Given exercise: In the listing below, locate the lines that hold "größten" and copy them.

Data for this task:
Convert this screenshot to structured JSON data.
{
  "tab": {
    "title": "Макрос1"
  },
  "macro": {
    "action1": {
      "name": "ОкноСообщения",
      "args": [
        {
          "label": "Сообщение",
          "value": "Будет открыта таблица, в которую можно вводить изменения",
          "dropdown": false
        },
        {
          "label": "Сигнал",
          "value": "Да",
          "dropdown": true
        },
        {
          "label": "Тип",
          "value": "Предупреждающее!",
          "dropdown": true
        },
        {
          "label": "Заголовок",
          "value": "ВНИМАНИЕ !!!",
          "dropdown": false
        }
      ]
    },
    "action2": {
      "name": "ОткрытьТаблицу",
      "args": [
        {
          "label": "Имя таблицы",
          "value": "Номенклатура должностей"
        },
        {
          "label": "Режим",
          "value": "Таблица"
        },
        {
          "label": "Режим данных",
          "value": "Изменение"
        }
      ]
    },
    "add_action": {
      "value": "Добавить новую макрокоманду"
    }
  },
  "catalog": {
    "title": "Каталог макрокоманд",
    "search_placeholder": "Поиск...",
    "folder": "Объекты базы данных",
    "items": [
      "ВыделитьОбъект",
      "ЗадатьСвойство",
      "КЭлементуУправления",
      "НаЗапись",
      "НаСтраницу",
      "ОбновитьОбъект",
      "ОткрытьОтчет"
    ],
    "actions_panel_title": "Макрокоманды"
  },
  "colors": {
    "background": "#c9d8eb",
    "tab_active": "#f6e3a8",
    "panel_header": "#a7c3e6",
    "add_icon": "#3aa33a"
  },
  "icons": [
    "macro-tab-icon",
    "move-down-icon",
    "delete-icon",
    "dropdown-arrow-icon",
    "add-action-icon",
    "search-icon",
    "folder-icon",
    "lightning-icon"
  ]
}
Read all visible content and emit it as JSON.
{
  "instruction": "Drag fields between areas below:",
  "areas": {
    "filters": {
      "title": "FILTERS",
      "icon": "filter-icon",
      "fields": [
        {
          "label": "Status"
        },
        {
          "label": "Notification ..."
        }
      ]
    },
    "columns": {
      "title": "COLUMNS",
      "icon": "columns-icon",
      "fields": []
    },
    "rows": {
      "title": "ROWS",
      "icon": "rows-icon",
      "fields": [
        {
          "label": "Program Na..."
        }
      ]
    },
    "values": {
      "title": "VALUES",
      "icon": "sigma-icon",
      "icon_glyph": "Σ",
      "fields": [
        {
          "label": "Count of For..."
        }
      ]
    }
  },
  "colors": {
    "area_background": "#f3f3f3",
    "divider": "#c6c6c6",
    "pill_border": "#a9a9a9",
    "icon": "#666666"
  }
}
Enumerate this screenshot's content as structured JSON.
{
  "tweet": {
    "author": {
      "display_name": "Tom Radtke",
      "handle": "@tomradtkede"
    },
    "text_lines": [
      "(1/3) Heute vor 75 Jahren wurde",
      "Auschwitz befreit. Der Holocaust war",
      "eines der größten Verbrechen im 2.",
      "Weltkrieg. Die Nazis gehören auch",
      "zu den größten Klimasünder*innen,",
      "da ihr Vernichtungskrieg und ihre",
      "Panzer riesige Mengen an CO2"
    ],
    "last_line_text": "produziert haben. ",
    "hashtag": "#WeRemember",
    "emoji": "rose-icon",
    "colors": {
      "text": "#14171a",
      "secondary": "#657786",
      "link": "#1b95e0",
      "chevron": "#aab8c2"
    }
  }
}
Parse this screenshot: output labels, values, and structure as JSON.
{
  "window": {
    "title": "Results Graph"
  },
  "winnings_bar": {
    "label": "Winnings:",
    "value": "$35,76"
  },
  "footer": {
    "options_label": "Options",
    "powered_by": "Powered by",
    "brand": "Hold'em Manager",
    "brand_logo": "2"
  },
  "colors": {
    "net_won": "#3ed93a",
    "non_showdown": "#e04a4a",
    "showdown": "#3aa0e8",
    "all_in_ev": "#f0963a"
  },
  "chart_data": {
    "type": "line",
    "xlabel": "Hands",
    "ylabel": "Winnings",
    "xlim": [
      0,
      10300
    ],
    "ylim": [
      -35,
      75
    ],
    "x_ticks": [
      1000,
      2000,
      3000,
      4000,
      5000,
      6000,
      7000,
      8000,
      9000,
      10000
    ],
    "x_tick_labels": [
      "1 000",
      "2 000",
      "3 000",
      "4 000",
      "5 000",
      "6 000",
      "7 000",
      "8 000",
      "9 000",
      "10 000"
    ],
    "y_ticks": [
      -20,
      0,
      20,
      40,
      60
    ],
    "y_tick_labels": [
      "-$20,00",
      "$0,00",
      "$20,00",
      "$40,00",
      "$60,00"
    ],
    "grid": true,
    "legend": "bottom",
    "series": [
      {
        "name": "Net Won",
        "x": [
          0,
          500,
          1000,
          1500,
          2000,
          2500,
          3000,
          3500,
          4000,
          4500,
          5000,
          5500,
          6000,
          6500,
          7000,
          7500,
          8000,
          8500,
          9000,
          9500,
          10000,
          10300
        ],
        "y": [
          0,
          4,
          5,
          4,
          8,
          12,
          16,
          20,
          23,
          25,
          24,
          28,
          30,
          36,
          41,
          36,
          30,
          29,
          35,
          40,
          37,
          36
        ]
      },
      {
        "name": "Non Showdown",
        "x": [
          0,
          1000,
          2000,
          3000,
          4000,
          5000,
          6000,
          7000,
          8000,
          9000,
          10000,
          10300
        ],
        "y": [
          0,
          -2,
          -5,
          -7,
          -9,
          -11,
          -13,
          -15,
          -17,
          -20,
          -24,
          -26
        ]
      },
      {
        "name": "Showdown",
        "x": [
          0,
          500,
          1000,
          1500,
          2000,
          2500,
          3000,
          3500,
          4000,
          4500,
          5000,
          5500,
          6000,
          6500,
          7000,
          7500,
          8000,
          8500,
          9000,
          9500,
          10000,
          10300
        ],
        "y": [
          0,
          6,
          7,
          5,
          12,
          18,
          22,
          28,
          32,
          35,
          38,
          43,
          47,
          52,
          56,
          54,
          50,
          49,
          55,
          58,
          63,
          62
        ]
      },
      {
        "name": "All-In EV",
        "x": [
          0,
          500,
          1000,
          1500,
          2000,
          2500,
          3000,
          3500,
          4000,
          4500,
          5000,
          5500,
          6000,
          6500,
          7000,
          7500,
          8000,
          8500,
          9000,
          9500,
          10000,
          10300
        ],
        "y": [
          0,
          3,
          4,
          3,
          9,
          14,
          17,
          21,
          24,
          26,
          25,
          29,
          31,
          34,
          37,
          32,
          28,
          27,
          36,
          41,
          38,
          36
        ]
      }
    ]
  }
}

Solution for this exercise:
      "eines der größten Verbrechen im 2.",
      "zu den größten Klimasünder*innen,",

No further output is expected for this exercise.